Data extracted from a collection:
· · ·
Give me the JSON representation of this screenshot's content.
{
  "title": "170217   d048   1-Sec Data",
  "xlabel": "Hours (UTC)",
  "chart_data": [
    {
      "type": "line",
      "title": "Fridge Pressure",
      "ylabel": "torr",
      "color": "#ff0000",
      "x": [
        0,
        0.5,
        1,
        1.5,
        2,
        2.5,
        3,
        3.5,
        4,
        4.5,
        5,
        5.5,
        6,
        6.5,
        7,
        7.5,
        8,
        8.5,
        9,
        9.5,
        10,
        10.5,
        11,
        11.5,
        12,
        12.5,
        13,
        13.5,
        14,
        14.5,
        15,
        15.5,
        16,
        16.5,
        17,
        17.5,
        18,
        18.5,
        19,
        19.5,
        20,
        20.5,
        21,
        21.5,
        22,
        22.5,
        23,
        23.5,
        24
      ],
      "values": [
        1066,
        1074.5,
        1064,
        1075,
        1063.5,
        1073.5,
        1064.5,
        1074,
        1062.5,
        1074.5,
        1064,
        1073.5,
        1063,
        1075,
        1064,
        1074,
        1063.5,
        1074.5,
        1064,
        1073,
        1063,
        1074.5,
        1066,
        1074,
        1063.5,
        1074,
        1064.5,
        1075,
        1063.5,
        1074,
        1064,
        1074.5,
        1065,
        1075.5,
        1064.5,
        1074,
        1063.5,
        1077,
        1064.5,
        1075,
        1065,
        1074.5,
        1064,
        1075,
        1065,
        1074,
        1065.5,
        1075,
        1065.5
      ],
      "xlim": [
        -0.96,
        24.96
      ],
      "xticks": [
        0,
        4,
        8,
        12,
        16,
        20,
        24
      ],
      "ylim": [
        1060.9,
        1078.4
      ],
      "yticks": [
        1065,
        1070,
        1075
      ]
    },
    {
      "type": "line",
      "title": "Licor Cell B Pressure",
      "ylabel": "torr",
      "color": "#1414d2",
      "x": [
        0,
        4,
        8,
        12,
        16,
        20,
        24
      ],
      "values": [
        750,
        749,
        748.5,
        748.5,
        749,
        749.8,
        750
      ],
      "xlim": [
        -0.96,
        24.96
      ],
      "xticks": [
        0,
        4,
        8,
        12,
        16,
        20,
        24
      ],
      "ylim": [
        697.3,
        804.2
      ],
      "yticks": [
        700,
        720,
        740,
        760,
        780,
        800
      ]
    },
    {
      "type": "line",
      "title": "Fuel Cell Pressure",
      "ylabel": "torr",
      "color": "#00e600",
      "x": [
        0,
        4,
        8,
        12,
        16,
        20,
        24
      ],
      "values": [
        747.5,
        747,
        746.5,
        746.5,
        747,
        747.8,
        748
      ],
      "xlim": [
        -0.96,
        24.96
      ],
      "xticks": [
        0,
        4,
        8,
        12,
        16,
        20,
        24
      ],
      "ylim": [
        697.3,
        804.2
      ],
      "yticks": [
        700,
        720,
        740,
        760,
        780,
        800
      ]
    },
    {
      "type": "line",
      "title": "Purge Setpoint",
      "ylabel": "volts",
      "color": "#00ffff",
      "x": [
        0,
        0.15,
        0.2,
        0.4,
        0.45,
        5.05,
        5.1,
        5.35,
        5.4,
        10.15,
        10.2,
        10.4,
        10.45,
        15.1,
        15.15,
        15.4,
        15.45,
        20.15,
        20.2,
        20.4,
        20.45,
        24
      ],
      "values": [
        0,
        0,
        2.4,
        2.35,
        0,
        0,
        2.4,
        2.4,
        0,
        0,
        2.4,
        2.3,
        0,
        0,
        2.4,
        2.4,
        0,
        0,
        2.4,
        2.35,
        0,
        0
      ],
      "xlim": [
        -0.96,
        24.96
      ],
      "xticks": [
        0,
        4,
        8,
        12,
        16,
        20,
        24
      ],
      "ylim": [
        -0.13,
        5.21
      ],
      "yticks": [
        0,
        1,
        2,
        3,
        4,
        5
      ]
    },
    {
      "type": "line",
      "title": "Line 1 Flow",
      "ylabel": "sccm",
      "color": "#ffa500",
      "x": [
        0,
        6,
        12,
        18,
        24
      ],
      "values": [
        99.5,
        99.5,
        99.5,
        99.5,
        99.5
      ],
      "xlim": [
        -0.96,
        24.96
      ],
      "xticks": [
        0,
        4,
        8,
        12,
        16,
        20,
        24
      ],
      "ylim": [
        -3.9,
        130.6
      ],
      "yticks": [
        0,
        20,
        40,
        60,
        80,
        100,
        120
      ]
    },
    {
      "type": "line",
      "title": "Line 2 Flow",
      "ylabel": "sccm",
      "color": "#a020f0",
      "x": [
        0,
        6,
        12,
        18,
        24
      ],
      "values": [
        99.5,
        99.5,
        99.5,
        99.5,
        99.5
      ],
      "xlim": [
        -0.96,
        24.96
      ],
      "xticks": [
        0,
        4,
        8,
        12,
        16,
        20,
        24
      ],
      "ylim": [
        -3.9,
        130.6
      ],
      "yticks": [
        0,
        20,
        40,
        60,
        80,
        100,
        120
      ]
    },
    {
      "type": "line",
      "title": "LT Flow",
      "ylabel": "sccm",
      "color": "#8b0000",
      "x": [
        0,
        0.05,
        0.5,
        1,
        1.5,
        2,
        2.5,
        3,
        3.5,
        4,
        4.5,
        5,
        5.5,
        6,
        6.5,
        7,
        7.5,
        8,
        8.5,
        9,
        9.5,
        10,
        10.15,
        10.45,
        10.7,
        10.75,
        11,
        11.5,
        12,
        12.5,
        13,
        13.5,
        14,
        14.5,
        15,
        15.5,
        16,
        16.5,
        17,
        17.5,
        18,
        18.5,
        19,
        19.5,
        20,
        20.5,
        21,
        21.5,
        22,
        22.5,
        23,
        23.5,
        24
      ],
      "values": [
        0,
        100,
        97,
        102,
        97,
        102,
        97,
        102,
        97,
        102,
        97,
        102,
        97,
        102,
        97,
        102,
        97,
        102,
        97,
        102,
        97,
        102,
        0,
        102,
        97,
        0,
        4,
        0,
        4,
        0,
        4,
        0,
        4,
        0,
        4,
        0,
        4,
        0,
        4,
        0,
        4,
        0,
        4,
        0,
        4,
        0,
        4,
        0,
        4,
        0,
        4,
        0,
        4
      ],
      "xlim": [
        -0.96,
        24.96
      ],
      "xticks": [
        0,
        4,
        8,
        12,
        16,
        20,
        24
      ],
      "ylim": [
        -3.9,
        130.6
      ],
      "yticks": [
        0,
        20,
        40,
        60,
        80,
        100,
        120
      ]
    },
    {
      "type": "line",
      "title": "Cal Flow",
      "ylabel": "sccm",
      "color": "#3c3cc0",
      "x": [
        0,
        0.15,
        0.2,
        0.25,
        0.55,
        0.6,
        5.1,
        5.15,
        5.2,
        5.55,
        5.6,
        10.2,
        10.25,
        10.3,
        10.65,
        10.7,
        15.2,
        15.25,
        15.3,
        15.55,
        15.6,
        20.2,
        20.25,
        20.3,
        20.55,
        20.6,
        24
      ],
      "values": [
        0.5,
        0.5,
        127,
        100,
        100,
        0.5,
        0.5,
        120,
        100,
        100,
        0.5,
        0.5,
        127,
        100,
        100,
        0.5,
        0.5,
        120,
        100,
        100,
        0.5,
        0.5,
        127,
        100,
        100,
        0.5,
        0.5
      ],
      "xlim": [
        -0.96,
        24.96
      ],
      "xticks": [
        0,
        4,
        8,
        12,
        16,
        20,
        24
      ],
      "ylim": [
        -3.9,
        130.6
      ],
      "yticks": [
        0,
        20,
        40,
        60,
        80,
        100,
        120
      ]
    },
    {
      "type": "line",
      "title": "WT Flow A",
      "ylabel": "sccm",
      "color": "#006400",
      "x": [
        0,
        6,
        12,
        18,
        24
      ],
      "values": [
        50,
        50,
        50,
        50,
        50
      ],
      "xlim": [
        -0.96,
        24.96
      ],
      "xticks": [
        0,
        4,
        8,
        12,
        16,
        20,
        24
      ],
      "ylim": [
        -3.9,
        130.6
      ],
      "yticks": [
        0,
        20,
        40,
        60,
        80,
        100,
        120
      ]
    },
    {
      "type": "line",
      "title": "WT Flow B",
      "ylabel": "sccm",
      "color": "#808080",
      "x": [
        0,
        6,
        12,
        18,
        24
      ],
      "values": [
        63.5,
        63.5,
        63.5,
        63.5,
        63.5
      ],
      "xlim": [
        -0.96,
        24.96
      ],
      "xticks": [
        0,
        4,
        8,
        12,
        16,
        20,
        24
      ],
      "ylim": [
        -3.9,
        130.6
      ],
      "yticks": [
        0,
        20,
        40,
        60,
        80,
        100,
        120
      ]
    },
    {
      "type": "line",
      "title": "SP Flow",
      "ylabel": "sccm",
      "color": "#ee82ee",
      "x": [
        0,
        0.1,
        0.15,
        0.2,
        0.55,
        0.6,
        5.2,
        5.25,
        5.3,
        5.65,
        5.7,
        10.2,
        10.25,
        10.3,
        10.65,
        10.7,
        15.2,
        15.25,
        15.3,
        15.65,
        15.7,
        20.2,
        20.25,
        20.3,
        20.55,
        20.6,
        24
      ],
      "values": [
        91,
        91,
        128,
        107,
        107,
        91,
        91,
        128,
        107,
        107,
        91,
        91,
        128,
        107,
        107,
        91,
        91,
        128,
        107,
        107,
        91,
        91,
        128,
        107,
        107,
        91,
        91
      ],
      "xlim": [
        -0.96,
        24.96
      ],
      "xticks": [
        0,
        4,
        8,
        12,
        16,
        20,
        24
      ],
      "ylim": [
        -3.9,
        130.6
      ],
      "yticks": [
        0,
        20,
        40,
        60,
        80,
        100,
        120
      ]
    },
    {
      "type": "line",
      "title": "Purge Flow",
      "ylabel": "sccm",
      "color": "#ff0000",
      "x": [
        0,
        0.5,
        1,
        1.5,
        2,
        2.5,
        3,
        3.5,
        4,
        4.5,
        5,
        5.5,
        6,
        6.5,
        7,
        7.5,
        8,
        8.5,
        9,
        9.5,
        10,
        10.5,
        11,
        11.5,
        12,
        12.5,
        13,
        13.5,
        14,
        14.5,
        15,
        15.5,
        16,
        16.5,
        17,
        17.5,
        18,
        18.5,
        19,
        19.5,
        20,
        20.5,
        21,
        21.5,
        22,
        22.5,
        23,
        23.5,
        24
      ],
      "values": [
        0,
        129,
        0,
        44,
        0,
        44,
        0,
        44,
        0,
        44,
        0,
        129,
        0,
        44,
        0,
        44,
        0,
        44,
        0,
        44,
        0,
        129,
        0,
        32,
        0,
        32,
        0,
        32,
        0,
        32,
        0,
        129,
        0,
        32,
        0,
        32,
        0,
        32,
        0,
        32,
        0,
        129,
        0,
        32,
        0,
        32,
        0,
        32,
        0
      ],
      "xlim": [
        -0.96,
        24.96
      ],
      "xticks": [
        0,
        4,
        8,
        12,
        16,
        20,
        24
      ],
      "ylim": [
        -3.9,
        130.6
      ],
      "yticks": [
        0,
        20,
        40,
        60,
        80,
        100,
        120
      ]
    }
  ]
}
· · ·
PROBLEM: Find and copy every line in the entries above where the string "Purge" occurs.

OUTPUT OF THE EXERCISE:
      "title": "Purge Setpoint",
      "title": "Purge Flow",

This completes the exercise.